━━━━━ Data in this exercise
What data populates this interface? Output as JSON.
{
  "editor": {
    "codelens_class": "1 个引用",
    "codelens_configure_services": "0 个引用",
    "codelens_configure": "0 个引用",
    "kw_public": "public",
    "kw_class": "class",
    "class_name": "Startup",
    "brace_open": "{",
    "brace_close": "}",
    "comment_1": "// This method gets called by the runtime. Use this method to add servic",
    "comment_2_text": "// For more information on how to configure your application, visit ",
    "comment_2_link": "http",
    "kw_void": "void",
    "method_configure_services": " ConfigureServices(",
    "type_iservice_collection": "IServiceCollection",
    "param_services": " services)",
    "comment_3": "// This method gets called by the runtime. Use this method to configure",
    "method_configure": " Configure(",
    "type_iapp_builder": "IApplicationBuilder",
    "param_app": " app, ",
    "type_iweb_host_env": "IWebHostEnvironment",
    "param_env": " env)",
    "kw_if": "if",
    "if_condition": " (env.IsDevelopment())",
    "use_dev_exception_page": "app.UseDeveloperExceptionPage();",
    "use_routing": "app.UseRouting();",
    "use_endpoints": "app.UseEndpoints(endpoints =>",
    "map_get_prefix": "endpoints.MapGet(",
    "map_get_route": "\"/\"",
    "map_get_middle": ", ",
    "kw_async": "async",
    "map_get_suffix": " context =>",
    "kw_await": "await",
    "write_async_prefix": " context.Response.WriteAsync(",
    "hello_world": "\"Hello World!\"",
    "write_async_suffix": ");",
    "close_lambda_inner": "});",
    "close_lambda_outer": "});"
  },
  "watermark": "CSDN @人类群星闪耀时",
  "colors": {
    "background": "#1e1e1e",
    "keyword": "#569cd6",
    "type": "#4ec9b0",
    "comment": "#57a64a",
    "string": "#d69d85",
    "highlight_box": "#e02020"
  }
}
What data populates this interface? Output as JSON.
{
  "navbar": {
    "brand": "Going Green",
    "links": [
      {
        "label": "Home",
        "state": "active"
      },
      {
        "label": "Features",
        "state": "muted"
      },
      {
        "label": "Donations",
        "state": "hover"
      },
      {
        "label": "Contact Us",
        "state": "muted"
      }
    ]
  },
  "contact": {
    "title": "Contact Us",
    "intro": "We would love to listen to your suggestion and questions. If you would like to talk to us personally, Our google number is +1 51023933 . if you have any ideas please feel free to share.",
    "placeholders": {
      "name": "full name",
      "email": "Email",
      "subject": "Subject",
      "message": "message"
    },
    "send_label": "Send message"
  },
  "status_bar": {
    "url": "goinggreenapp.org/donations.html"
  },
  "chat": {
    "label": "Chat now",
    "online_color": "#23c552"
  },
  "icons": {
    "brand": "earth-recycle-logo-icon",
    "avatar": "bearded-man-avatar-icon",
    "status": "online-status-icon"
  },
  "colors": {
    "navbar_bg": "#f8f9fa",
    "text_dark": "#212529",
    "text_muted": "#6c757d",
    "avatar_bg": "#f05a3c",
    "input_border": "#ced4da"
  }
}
━━━━━━━━━━
## Exercise aim
Retype the records above exactly.

## Written solution
What data populates this interface? Output as JSON.
{
  "editor": {
    "codelens_class": "1 个引用",
    "codelens_configure_services": "0 个引用",
    "codelens_configure": "0 个引用",
    "kw_public": "public",
    "kw_class": "class",
    "class_name": "Startup",
    "brace_open": "{",
    "brace_close": "}",
    "comment_1": "// This method gets called by the runtime. Use this method to add servic",
    "comment_2_text": "// For more information on how to configure your application, visit ",
    "comment_2_link": "http",
    "kw_void": "void",
    "method_configure_services": " ConfigureServices(",
    "type_iservice_collection": "IServiceCollection",
    "param_services": " services)",
    "comment_3": "// This method gets called by the runtime. Use this method to configure",
    "method_configure": " Configure(",
    "type_iapp_builder": "IApplicationBuilder",
    "param_app": " app, ",
    "type_iweb_host_env": "IWebHostEnvironment",
    "param_env": " env)",
    "kw_if": "if",
    "if_condition": " (env.IsDevelopment())",
    "use_dev_exception_page": "app.UseDeveloperExceptionPage();",
    "use_routing": "app.UseRouting();",
    "use_endpoints": "app.UseEndpoints(endpoints =>",
    "map_get_prefix": "endpoints.MapGet(",
    "map_get_route": "\"/\"",
    "map_get_middle": ", ",
    "kw_async": "async",
    "map_get_suffix": " context =>",
    "kw_await": "await",
    "write_async_prefix": " context.Response.WriteAsync(",
    "hello_world": "\"Hello World!\"",
    "write_async_suffix": ");",
    "close_lambda_inner": "});",
    "close_lambda_outer": "});"
  },
  "watermark": "CSDN @人类群星闪耀时",
  "colors": {
    "background": "#1e1e1e",
    "keyword": "#569cd6",
    "type": "#4ec9b0",
    "comment": "#57a64a",
    "string": "#d69d85",
    "highlight_box": "#e02020"
  }
}
What data populates this interface? Output as JSON.
{
  "navbar": {
    "brand": "Going Green",
    "links": [
      {
        "label": "Home",
        "state": "active"
      },
      {
        "label": "Features",
        "state": "muted"
      },
      {
        "label": "Donations",
        "state": "hover"
      },
      {
        "label": "Contact Us",
        "state": "muted"
      }
    ]
  },
  "contact": {
    "title": "Contact Us",
    "intro": "We would love to listen to your suggestion and questions. If you would like to talk to us personally, Our google number is +1 51023933 . if you have any ideas please feel free to share.",
    "placeholders": {
      "name": "full name",
      "email": "Email",
      "subject": "Subject",
      "message": "message"
    },
    "send_label": "Send message"
  },
  "status_bar": {
    "url": "goinggreenapp.org/donations.html"
  },
  "chat": {
    "label": "Chat now",
    "online_color": "#23c552"
  },
  "icons": {
    "brand": "earth-recycle-logo-icon",
    "avatar": "bearded-man-avatar-icon",
    "status": "online-status-icon"
  },
  "colors": {
    "navbar_bg": "#f8f9fa",
    "text_dark": "#212529",
    "text_muted": "#6c757d",
    "avatar_bg": "#f05a3c",
    "input_border": "#ced4da"
  }
}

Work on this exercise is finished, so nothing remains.